- _PROBLEM DESCRIPTION_: Reformat as a numbered list, omitting any blank lines, the items starting with the line containing "fuse-label: FUSE (234, 53, 254, 62)" and continuing through the line containing "destination-label[interactable]: SYSTEM (812, 158, 843, 167)".

- _SUPPLIED RECORDS_:
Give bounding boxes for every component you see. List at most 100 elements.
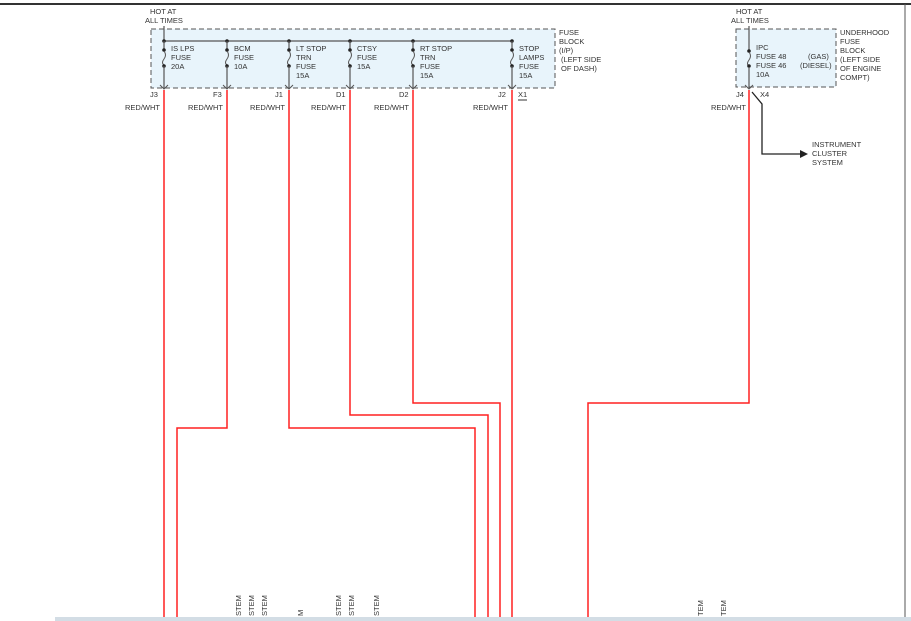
fuse-label: FUSE (234, 53, 254, 62)
connector-arrow-icon (284, 84, 294, 90)
fuse-icon (411, 50, 415, 66)
fuse-label: FUSE (296, 62, 316, 71)
pin-j4: J4 (736, 90, 744, 99)
fuse-label: CTSY (357, 44, 377, 53)
fuse-label: FUSE (420, 62, 440, 71)
fuse-label: IPC (756, 43, 769, 52)
destination-label[interactable]: SYSTEM (812, 158, 843, 167)
fuse-label: IS LPS (171, 44, 194, 53)
connector-x4: X4 (760, 90, 769, 99)
fuse-label: LAMPS (519, 53, 544, 62)
destination-label[interactable]: CLUSTER (812, 149, 848, 158)
block-label: (LEFT SIDE (840, 55, 880, 64)
continuation-label: TEM (719, 600, 728, 616)
fuse-label: TRN (296, 53, 311, 62)
hot-label-line1: HOT AT (736, 7, 763, 16)
fuse-icon (510, 50, 514, 66)
block-label: (LEFT SIDE (561, 55, 601, 64)
pin-label: D2 (399, 90, 409, 99)
fuse-label: STOP (519, 44, 539, 53)
hot-label-line1: HOT AT (150, 7, 177, 16)
block-label: COMPT) (840, 73, 870, 82)
destination-label[interactable]: INSTRUMENT (812, 140, 862, 149)
fuse-label: 20A (171, 62, 184, 71)
pin-label: J1 (275, 90, 283, 99)
pin-label: F3 (213, 90, 222, 99)
wires (163, 90, 750, 621)
wire-f3[interactable] (176, 90, 228, 621)
variant-diesel: (DIESEL) (800, 61, 832, 70)
page-continuation-labels: STEM STEM STEM M STEM STEM STEM TEM TEM (234, 595, 728, 616)
connector-arrow-icon (345, 84, 355, 90)
continuation-label: STEM (247, 595, 256, 616)
horizontal-scrollbar[interactable] (55, 617, 911, 621)
instrument-cluster-lead (751, 91, 800, 155)
continuation-label: M (296, 610, 305, 616)
continuation-label: TEM (696, 600, 705, 616)
wire-d2[interactable] (412, 90, 501, 621)
continuation-label: STEM (260, 595, 269, 616)
pin-label: J3 (150, 90, 158, 99)
connector-arrow-icon (159, 84, 169, 90)
fuse-icon (287, 50, 291, 66)
fuse-block-outline (735, 28, 837, 88)
block-label: FUSE (559, 28, 579, 37)
fuse-label: 10A (756, 70, 769, 79)
wire-color-label: RED/WHT (188, 103, 223, 112)
block-label: OF DASH) (561, 64, 597, 73)
fuse-block-outline (150, 28, 556, 89)
wire-color-label: RED/WHT (711, 103, 746, 112)
fuse-icon (225, 50, 229, 66)
fuse-label: BCM (234, 44, 251, 53)
variant-gas: (GAS) (808, 52, 829, 61)
fuse-label: 15A (296, 71, 309, 80)
fuse-label: FUSE (519, 62, 539, 71)
wire-color-label: RED/WHT (374, 103, 409, 112)
wire-d1[interactable] (349, 90, 489, 621)
fuse-block-underhood: HOT AT ALL TIMES IPC FUSE 48 FUSE 46 10A… (711, 7, 890, 167)
wire-color-label: RED/WHT (473, 103, 508, 112)
fuse-icon (162, 50, 166, 66)
fuse-label: FUSE 46 (756, 61, 786, 70)
block-label: UNDERHOOD (840, 28, 890, 37)
fuse-label: RT STOP (420, 44, 452, 53)
continuation-label: STEM (372, 595, 381, 616)
block-label: BLOCK (840, 46, 865, 55)
connector-arrow-icon (507, 84, 517, 90)
hot-label-line2: ALL TIMES (145, 16, 183, 25)
fuse-label: TRN (420, 53, 435, 62)
continuation-label: STEM (334, 595, 343, 616)
wire-j1[interactable] (288, 90, 476, 621)
fuse-icon (348, 50, 352, 66)
fuse-label: 15A (357, 62, 370, 71)
fuse-label: FUSE (357, 53, 377, 62)
connector-arrow-icon (222, 84, 232, 90)
wire-color-label: RED/WHT (250, 103, 285, 112)
fuse-label: 15A (519, 71, 532, 80)
hot-label-line2: ALL TIMES (731, 16, 769, 25)
arrow-right-icon (800, 150, 808, 158)
wire-j4[interactable] (587, 90, 750, 621)
pin-label: D1 (336, 90, 346, 99)
block-label: FUSE (840, 37, 860, 46)
wire-color-label: RED/WHT (125, 103, 160, 112)
fuse-label: 15A (420, 71, 433, 80)
pin-label: J2 (498, 90, 506, 99)
block-label: (I/P) (559, 46, 574, 55)
fuse-label: FUSE 48 (756, 52, 786, 61)
fuse-label: FUSE (171, 53, 191, 62)
fuse-label: LT STOP (296, 44, 326, 53)
fuse-block-ip: HOT AT ALL TIMES FUSE BLOCK (I/P) (LEFT … (145, 7, 601, 101)
block-label: OF ENGINE (840, 64, 881, 73)
continuation-label: STEM (234, 595, 243, 616)
block-label: BLOCK (559, 37, 584, 46)
connector-arrow-icon (408, 84, 418, 90)
connector-x1-label: X1 (518, 90, 527, 99)
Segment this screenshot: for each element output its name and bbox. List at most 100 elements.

- _TASK ANSWER_:
1. fuse-label: FUSE (234, 53, 254, 62)
2. connector-arrow-icon (284, 84, 294, 90)
3. fuse-icon (411, 50, 415, 66)
4. fuse-label: FUSE (296, 62, 316, 71)
5. pin-j4: J4 (736, 90, 744, 99)
6. fuse-label: CTSY (357, 44, 377, 53)
7. fuse-label: FUSE (420, 62, 440, 71)
8. fuse-label: IPC (756, 43, 769, 52)
9. destination-label[interactable]: SYSTEM (812, 158, 843, 167)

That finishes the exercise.